» AIM OF THE TASK: In the data, extract each line that holds the string "Jenny".

» RECORDS PROVIDED:
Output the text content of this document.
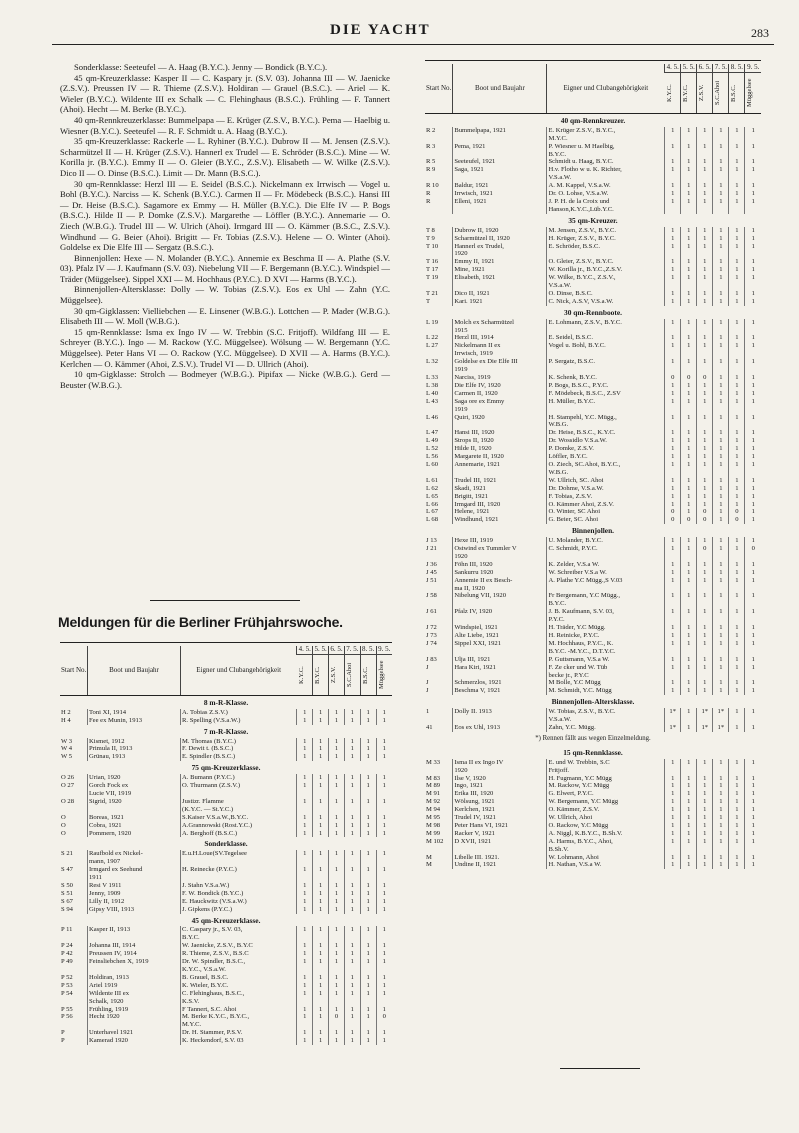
DIE YACHT	283

Sonderklasse: Seeteufel — A. Haag (B.Y.C.). Jenny — Bondick (B.Y.C.).

45 qm-Kreuzerklasse: Kasper II — C. Kaspary jr. (S.V. 03). Johanna III — W. Jaenicke (Z.S.V.). Preussen IV — R. Thieme (Z.S.V.). Holdiran — Grauel (B.S.C.). — Ariel — K. Wieler (B.Y.C.). Wildente III ex Schalk — C. Flehinghaus (B.S.C.). Frühling — F. Tannert (Ahoi). Hecht — M. Berke (B.Y.C.).

40 qm-Rennkreuzerklasse: Bummelpapa — E. Krüger (Z.S.V., B.Y.C.). Pema — Haelbig u. Wiesner (B.Y.C.). Seeteufel — R. F. Schmidt u. A. Haag (B.Y.C.).

35 qm-Kreuzerklasse: Rackerle — L. Ryhiner (B.Y.C.). Dubrow II — M. Jensen (Z.S.V.). Scharmützel II — H. Krüger (Z.S.V.). Hannerl ex Trudel — E. Schröder (B.S.C.). Mine — W. Korilla jr. (B.Y.C.). Emmy II — O. Gleier (B.Y.C., Z.S.V.). Elisabeth — W. Wilke (Z.S.V.). Dico II — O. Dinse (B.S.C.). Limit — Dr. Mann (B.S.C.).

30 qm-Rennklasse: Herzl III — E. Seidel (B.S.C.). Nickelmann ex Irrwisch — Vogel u. Bohl (B.Y.C.). Narciss — K. Schenk (B.Y.C.). Carmen II — Fr. Mödebeck (B.S.C.). Hansi III — Dr. Heise (B.S.C.). Sagamore ex Emmy — H. Müller (B.Y.C.). Die Elfe IV — P. Bogs (B.S.C.). Hilde II — P. Domke (Z.S.V.). Margarethe — Löffler (B.Y.C.). Annemarie — O. Ziech (W.B.G.). Trudel III — W. Ulrich (Ahoi). Irmgard III — O. Kämmer (B.S.C., Z.S.V.). Windhund — G. Beier (Ahoi). Brigitt — Fr. Tobias (Z.S.V.). Helene — O. Winter (Ahoi). Goldelse ex Die Elfe III — Sergatz (B.S.C.).

Binnenjollen: Hexe — N. Molander (B.Y.C.). Annemie ex Beschma II — A. Plathe (S.V. 03). Pfalz IV — J. Kaufmann (S.V. 03). Niebelung VII — F. Bergemann (B.Y.C.). Windspiel — Träder (Müggelsee). Sippel XXI — M. Hochhaus (P.Y.C.). D XVI — Harms (B.Y.C.).

Binnenjollen-Altersklasse: Dolly — W. Tobias (Z.S.V.). Eos ex Uhl — Zahn (Y.C. Müggelsee).

30 qm-Gigklassen: Vielliebchen — E. Linsener (W.B.G.). Lottchen — P. Mader (W.B.G.). Elisabeth III — W. Moll (W.B.G.).

15 qm-Rennklasse: Isma ex Ingo IV — W. Trebbin (S.C. Fritjoff). Wildfang III — E. Schreyer (B.Y.C.). Ingo — M. Rackow (Y.C. Müggelsee). Wölsung — W. Bergemann (Y.C. Müggelsee). Peter Hans VI — O. Rackow (Y.C. Müggelsee). D XVII — A. Harms (B.Y.C.). Kerlchen — O. Kämmer (Ahoi, Z.S.V.). Trudel VI — D. Ullrich (Ahoi).

10 qm-Gigklasse: Strolch — Bodmeyer (W.B.G.). Pipifax — Nicke (W.B.G.). Gerd — Beuster (W.B.G.).

Meldungen für die Berliner Frühjahrswoche.
Start No.	Boot und Baujahr	Eigner und Clubangehörigkeit	4. 5.	5. 5.	6. 5.	7. 5.	8. 5.	9. 5.

			K.Y.C.	B.Y.C.	Z.S.V.	S.C.Ahoi	B.S.C.	Müggelsee

8 m-R-Klasse.								
H 2	Toni XI, 1914	A. Tobias Z.S.V.)	1	1	1	1	1	1
H 4	Fee ex Munin, 1913	R. Spelling (V.S.a.W.)	1	1	1	1	1	1
7 m-R-Klasse.								
W 3	Kismet, 1912	M. Thomas (B.Y.C.)	1	1	1	1	1	1
W 4	Primula II, 1913	F. Dewit t. (B.S.C.)	1	1	1	1	1	1
W 5	Grünau, 1913	E. Spindler (B.S.C.)	1	1	1	1	1	1
75 qm-Kreuzerklasse.								
O 26	Urian, 1920	A. Bumann (P.Y.C.)	1	1	1	1	1	1
O 27	Gorch Fock ex	O. Thurmann (Z.S.V.)	1	1	1	1	1	1
	Lucie VII, 1919							
O 28	Sigrid, 1920	Justizr. Flamme	1	1	1	1	1	1
		(K.Y.C. — St.Y.C.)						
O	Boreas, 1921	S.Kaiser V.S.a.W.,B.Y.C.	1	1	1	1	1	1
O	Cobra, 1921	A.Grannowski (Rost.Y.C.)	1	1	1	1	1	1
O	Pommern, 1920	A. Berghoff (B.S.C.)	1	1	1	1	1	1
Sonderklasse.								
S 21	Raufbold ex Nickel-	E.u.H.Loue(SV.Tegelsee	1	1	1	1	1	1
	mann, 1907							
S 47	Irmgard ex Seehund	H. Reinecke (P.Y.C.)	1	1	1	1	1	1
	1911							
S 50	Resi V 1911	J. Stahn V.S.a.W.)	1	1	1	1	1	1
S 51	Jenny, 1909	F. W. Bondick (B.Y.C.)	1	1	1	1	1	1
S 67	Lilly II, 1912	E. Hauckwitz (V.S.a.W.)	1	1	1	1	1	1
S 94	Gipsy VIII, 1913	J. Gipkens (P.Y.C.)	1	1	1	1	1	1
45 qm-Kreuzerklasse.								
P 11	Kasper II, 1913	C. Caspary jr., S.V. 03,	1	1	1	1	1	1
		B.Y.C.						
P 24	Johanna III, 1914	W. Jaenicke, Z.S.V., B.Y.C	1	1	1	1	1	1
P 42	Preussen IV, 1914	R. Thieme, Z.S.V., B.S.C	1	1	1	1	1	1
P 49	Feinsliebchen X, 1919	Dr. W. Spindler, B.S.C.,	1	1	1	1	1	1
		K.Y.C., V.S.a.W.						
P 52	Holdiran, 1913	B. Grauel, B.S.C.	1	1	1	1	1	1
P 53	Ariel 1919	K. Wieler, B.Y.C.	1	1	1	1	1	1
P 54	Wildente III ex	C. Flehinghaus, B.S.C.,	1	1	1	1	1	1
	Schalk, 1920	K.S.V.						
P 55	Frühling, 1919	F Tannert, S.C. Ahoi	1	1	1	1	1	1
P 56	Hecht 1920	M. Berke K.Y.C., B.Y.C.,	1	1	0	1	1	0
		M.Y.C.						
P	Unterhavel 1921	Dr. H. Stammer, P.S.V.	1	1	1	1	1	1
P	Kamerad 1920	K. Heckendorf, S.V. 03	1	1	1	1	1	1
Start No.	Boot und Baujahr	Eigner und Clubangehörigkeit	4. 5.	5. 5.	6. 5.	7. 5.	8. 5.	9. 5.

			K.Y.C.	B.Y.C.	Z.S.V.	S.C.Ahoi	B.S.C.	Müggelsee

40 qm-Rennkreuzer.								
R 2	Bummelpapa, 1921	E. Krüger Z.S.V., B.Y.C.,	1	1	1	1	1	1
		M.Y.C.						
R 3	Pema, 1921	P. Wiesner u. M Haelbig,	1	1	1	1	1	1
		B.Y.C.						
R 5	Seeteufel, 1921	Schmidt u. Haag, B.Y.C.	1	1	1	1	1	1
R 9	Saga, 1921	H.v. Flotho w u. K. Richter,	1	1	1	1	1	1
		V.S.a.W.						
R 10	Baldur, 1921	A. M. Kappel, V.S.a.W.	1	1	1	1	1	1
R	Irrwisch, 1921	Dr. O. Lohse, V.S.a.W.	1	1	1	1	1	1
R	Elleni, 1921	J. P. H. de la Croix und	1	1	1	1	1	1
		Hanson,K.Y.C.,Lüb.Y.C.						
35 qm-Kreuzer.								
T 8	Dubrow II, 1920	M. Jensen, Z.S.V., B.Y.C.	1	1	1	1	1	1
T 9	Scharmützel II, 1920	H. Krüger, Z.S.V., B.Y.C.	1	1	1	1	1	1
T 10	Hannerl ex Trudel,	E. Schröder, B.S.C.	1	1	1	1	1	1
	1920							
T 16	Emmy II, 1921	O. Gleier, Z.S.V., B.Y.C.	1	1	1	1	1	1
T 17	Mine, 1921	W. Korilla jr., B.Y.C.,Z.S.V.	1	1	1	1	1	1
T 19	Elisabeth, 1921	W. Wilke, B.Y.C., Z.S.V.,	1	1	1	1	1	1
		V.S.a.W.						
T 21	Dico II, 1921	O. Dinse, B.S.C.	1	1	1	1	1	1
T	Kari. 1921	C. Nick, A.S.V, V.S.a.W.	1	1	1	1	1	1
30 qm-Rennboote.								
L 19	Molch ex Scharmützel	E. Lohmann, Z.S.V., B.Y.C.	1	1	1	1	1	1
	1915							
L 22	Herzl III, 1914	E. Seidel, B.S.C.	1	1	1	1	1	1
L 27	Nickelmann II ex	Vogel u. Bohl, B.Y.C.	1	1	1	1	1	1
	Irrwisch, 1919							
L 32	Goldelse ex Die Elfe III	P. Sergatz, B.S.C.	1	1	1	1	1	1
	1919							
L 33	Narciss, 1919	K. Schenk, B.Y.C.	0	0	0	1	1	1
L 38	Die Elfe IV, 1920	P. Bogs, B.S.C., P.Y.C.	1	1	1	1	1	1
L 40	Carmen II, 1920	F. Mödebeck, B.S.C., Z.SV	1	1	1	1	1	1
L 43	Saga ore ex Emmy	H. Müller, B.Y.C.	1	1	1	1	1	1
	1919							
L 46	Quiri, 1920	H. Stampehl, Y.C. Mügg.,	1	1	1	1	1	1
		W.B.G.						
L 47	Hansi III, 1920	Dr. Heise, B.S.C., K.Y.C.	1	1	1	1	1	1
L 49	Strops II, 1920	Dr. Wossidlo V.S.a.W.	1	1	1	1	1	1
L 52	Hilde II, 1920	P. Domke, Z.S.V.	1	1	1	1	1	1
L 56	Margarete II, 1920	Löffler, B.Y.C.	1	1	1	1	1	1
L 60	Annemarie, 1921	O. Ziech, SC.Ahoi, B.Y.C.,	1	1	1	1	1	1
		W.B.G.						
L 61	Trudel III, 1921	W. Ullrich, SC. Ahoi	1	1	1	1	1	1
L 62	Skadi, 1921	Dr. Dohme, V.S.a.W.	1	1	1	1	1	1
L 65	Brigitt, 1921	F. Tobias, Z.S.V.	1	1	1	1	1	1
L 66	Irmgard III, 1920	O. Kämmer Ahoi, Z.S.V.	1	1	1	1	1	1
L 67	Helene, 1921	O. Winter, SC Ahoi	0	1	0	1	0	1
L 68	Windhund, 1921	G. Beier, SC. Ahoi	0	0	0	1	0	1
Binnenjollen.								
J 13	Hexe III, 1919	U. Molander, B.Y.C.	1	1	1	1	1	1
J 21	Ostwind ex Tummler V	C. Schmidt, P.Y.C.	1	1	0	1	1	0
	1920							
J 36	Föhn III, 1920	K. Zelder, V.S.a W.	1	1	1	1	1	1
J 45	Sankurru 1920	W. Schreiber V.S.a W.	1	1	1	1	1	1
J 51	Annemie II ex Besch-	A. Plathe Y.C Mügg.,S V.03	1	1	1	1	1	1
	ma II, 1920							
J 58	Nibelung VII, 1920	Fr Bergemann, Y.C Mügg.,	1	1	1	1	1	1
		B.Y.C.						
J 61	Pfalz IV, 1920	J. B. Kaufmann, S.V. 03,	1	1	1	1	1	1
		P.Y.C.						
J 72	Windspiel, 1921	H. Träder, Y.C Mügg.	1	1	1	1	1	1
J 73	Alte Liebe, 1921	H. Reinicke, P.Y.C.	1	1	1	1	1	1
J 74	Sippel XXI, 1921	M. Hochhaus, P.Y.C., K.	1	1	1	1	1	1
		B.Y.C. -M.Y.C., D.T.Y.C.						
J 83	Ulja III, 1921	P. Guttsmann, V.S.a W.	1	1	1	1	1	1
J	Hara Kiri, 1921	F. Ze cker und W. Tüb	1	1	1	1	1	1
		becke jr., P.Y.C						
J	Schmerzlos, 1921	M Bolle, Y.C Mügg	1	1	1	1	1	1
J	Beschma V, 1921	M. Schmidt, Y.C. Mügg	1	1	1	1	1	1
Binnenjollen-Altersklasse.								
1	Dolly II. 1913	W. Tobias, Z.S.V., B.Y.C.	1*	1	1*	1*	1	1
		V.S.a.W.						
41	Eos ex Uhl, 1913	Zahn, Y.C. Mügg.	1*	1	1*	1*	1	1
*) Rennen fällt aus wegen Einzelmeldung.								
15 qm-Rennklasse.								
M 33	Isma II ex Ingo IV	E. und W. Trebbin, S.C	1	1	1	1	1	1
	1920	Fritjoff.						
M 83	Ilse V, 1920	H. Fugmann, Y.C Mügg	1	1	1	1	1	1
M 89	Ingo, 1921	M. Rackow, Y.C Mügg	1	1	1	1	1	1
M 91	Erika III, 1920	G. Elwert, P.Y.C.	1	1	1	1	1	1
M 92	Wölsung, 1921	W. Bergemann, Y.C Mügg	1	1	1	1	1	1
M 94	Kerlchen, 1921	O. Kämmer, Z.S.V.	1	1	1	1	1	1
M 95	Trudel IV, 1921	W. Ullrich, Ahoi	1	1	1	1	1	1
M 98	Peter Hans VI, 1921	O. Rackow, Y.C Mügg	1	1	1	1	1	1
M 99	Racker V, 1921	A. Niggl, K.B.Y.C., B.Sh.V.	1	1	1	1	1	1
M 102	D XVII, 1921	A. Harms, B.Y.C., Ahoi,	1	1	1	1	1	1
		B.Sh.V.						
M	Libelle III. 1921.	W. Lohmann, Ahoi	1	1	1	1	1	1
M	Undine II, 1921	H. Nathan, V.S.a W.	1	1	1	1	1	1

» TASK OUTPUT:
Sonderklasse: Seeteufel — A. Haag (B.Y.C.). Jenny — Bondick (B.Y.C.).
S 51	Jenny, 1909	F. W. Bondick (B.Y.C.)	1	1	1	1	1	1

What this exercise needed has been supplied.